◆ Task to complete
Copy the listing verbatim, excluding any images found in it.

◆ Records
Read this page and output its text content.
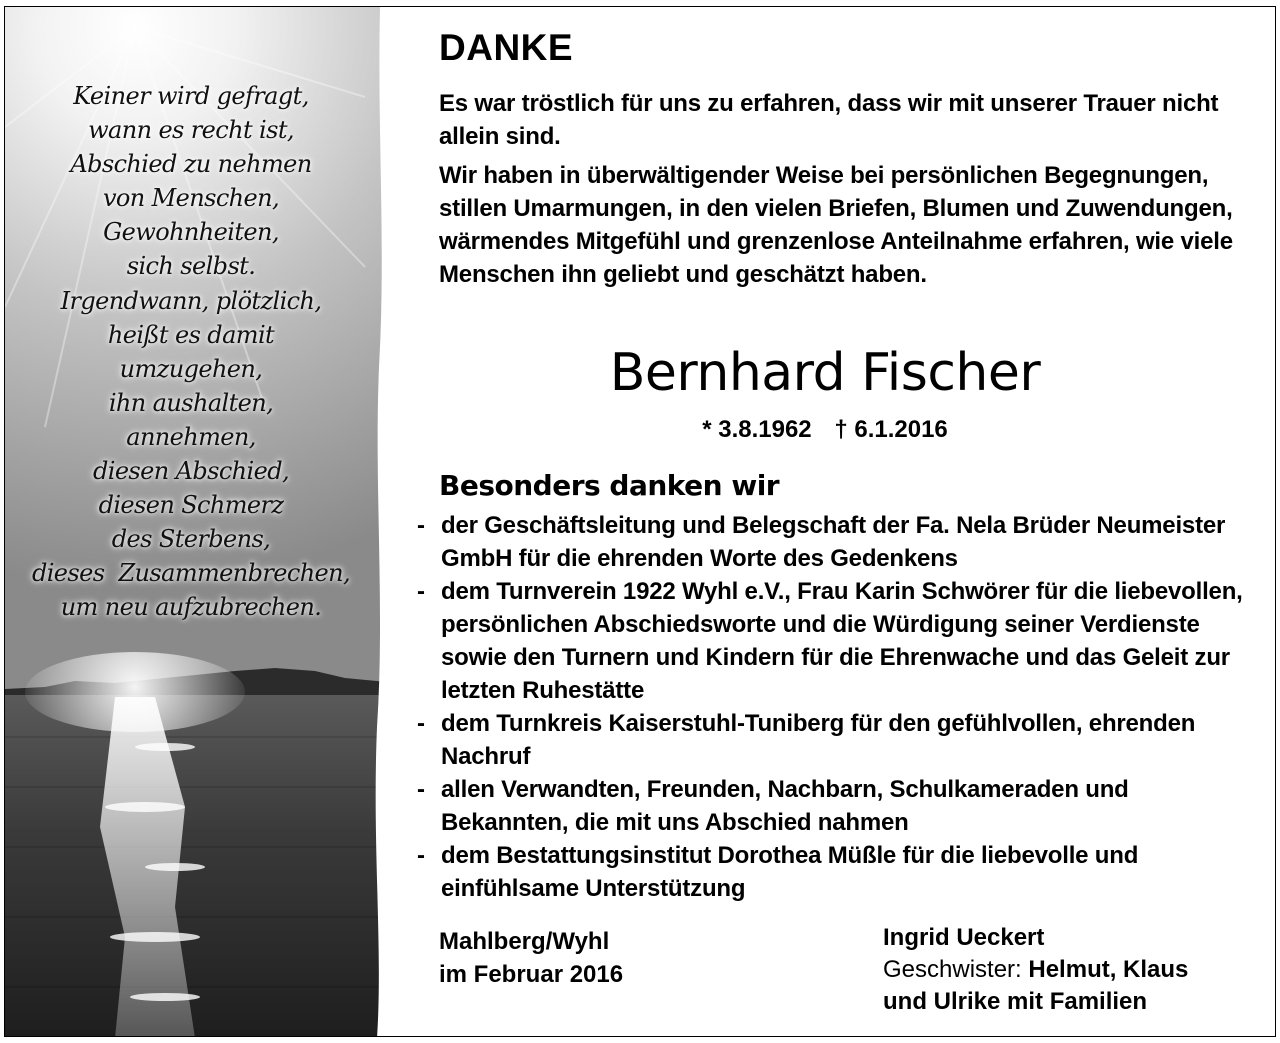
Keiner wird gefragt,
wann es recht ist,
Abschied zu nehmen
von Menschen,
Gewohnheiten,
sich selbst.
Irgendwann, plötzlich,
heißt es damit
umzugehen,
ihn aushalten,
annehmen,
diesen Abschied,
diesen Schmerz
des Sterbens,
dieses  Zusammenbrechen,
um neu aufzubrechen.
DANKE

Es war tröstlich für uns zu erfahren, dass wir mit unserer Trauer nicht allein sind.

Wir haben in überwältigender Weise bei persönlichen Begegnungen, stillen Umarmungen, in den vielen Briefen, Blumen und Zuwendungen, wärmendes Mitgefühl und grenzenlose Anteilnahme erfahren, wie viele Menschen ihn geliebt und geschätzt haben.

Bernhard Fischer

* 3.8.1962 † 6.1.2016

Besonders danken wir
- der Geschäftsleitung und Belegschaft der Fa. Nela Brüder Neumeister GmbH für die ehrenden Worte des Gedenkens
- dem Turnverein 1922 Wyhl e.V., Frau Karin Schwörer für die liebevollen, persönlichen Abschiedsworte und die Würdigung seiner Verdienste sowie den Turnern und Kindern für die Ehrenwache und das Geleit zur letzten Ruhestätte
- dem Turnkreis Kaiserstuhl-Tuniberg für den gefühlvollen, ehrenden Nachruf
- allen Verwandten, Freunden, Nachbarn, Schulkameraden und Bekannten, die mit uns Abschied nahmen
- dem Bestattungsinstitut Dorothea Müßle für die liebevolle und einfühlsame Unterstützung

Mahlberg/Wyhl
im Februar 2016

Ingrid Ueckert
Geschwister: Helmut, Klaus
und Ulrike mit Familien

◆ Answer below
Read this page and output its text content.
Keiner wird gefragt,
wann es recht ist,
Abschied zu nehmen
von Menschen,
Gewohnheiten,
sich selbst.
Irgendwann, plötzlich,
heißt es damit
umzugehen,
ihn aushalten,
annehmen,
diesen Abschied,
diesen Schmerz
des Sterbens,
dieses  Zusammenbrechen,
um neu aufzubrechen.
DANKE

Es war tröstlich für uns zu erfahren, dass wir mit unserer Trauer nicht allein sind.

Wir haben in überwältigender Weise bei persönlichen Begegnungen, stillen Umarmungen, in den vielen Briefen, Blumen und Zuwendungen, wärmendes Mitgefühl und grenzenlose Anteilnahme erfahren, wie viele Menschen ihn geliebt und geschätzt haben.

Bernhard Fischer

* 3.8.1962 † 6.1.2016

Besonders danken wir
- der Geschäftsleitung und Belegschaft der Fa. Nela Brüder Neumeister GmbH für die ehrenden Worte des Gedenkens
- dem Turnverein 1922 Wyhl e.V., Frau Karin Schwörer für die liebevollen, persönlichen Abschiedsworte und die Würdigung seiner Verdienste sowie den Turnern und Kindern für die Ehrenwache und das Geleit zur letzten Ruhestätte
- dem Turnkreis Kaiserstuhl-Tuniberg für den gefühlvollen, ehrenden Nachruf
- allen Verwandten, Freunden, Nachbarn, Schulkameraden und Bekannten, die mit uns Abschied nahmen
- dem Bestattungsinstitut Dorothea Müßle für die liebevolle und einfühlsame Unterstützung

Mahlberg/Wyhl
im Februar 2016

Ingrid Ueckert
Geschwister: Helmut, Klaus
und Ulrike mit Familien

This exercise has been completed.